— start SUPPLIED ENTRIES —
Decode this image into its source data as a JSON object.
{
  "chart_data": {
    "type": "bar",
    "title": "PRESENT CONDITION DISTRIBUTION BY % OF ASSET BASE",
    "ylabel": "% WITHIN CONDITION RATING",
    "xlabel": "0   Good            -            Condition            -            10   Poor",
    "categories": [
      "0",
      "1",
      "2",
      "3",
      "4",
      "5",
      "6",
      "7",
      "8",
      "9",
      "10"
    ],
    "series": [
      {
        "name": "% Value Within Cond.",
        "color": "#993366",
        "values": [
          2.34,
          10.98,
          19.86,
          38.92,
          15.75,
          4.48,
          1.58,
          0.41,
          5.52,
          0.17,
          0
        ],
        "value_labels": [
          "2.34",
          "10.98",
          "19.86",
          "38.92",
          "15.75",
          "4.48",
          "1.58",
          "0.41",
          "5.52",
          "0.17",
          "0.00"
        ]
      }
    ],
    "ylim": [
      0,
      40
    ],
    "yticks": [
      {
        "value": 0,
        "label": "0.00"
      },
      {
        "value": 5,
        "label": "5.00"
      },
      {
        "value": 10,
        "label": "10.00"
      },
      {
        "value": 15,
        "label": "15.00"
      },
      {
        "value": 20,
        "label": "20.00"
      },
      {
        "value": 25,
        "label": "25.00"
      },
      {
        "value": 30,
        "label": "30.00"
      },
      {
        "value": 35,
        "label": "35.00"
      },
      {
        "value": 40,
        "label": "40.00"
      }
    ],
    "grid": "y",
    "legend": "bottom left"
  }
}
— end SUPPLIED ENTRIES —
Transcribe the data. Leave every line exactly as it is.

> _OUTPUT FOR THIS EXERCISE_:
Decode this image into its source data as a JSON object.
{
  "chart_data": {
    "type": "bar",
    "title": "PRESENT CONDITION DISTRIBUTION BY % OF ASSET BASE",
    "ylabel": "% WITHIN CONDITION RATING",
    "xlabel": "0   Good            -            Condition            -            10   Poor",
    "categories": [
      "0",
      "1",
      "2",
      "3",
      "4",
      "5",
      "6",
      "7",
      "8",
      "9",
      "10"
    ],
    "series": [
      {
        "name": "% Value Within Cond.",
        "color": "#993366",
        "values": [
          2.34,
          10.98,
          19.86,
          38.92,
          15.75,
          4.48,
          1.58,
          0.41,
          5.52,
          0.17,
          0
        ],
        "value_labels": [
          "2.34",
          "10.98",
          "19.86",
          "38.92",
          "15.75",
          "4.48",
          "1.58",
          "0.41",
          "5.52",
          "0.17",
          "0.00"
        ]
      }
    ],
    "ylim": [
      0,
      40
    ],
    "yticks": [
      {
        "value": 0,
        "label": "0.00"
      },
      {
        "value": 5,
        "label": "5.00"
      },
      {
        "value": 10,
        "label": "10.00"
      },
      {
        "value": 15,
        "label": "15.00"
      },
      {
        "value": 20,
        "label": "20.00"
      },
      {
        "value": 25,
        "label": "25.00"
      },
      {
        "value": 30,
        "label": "30.00"
      },
      {
        "value": 35,
        "label": "35.00"
      },
      {
        "value": 40,
        "label": "40.00"
      }
    ],
    "grid": "y",
    "legend": "bottom left"
  }
}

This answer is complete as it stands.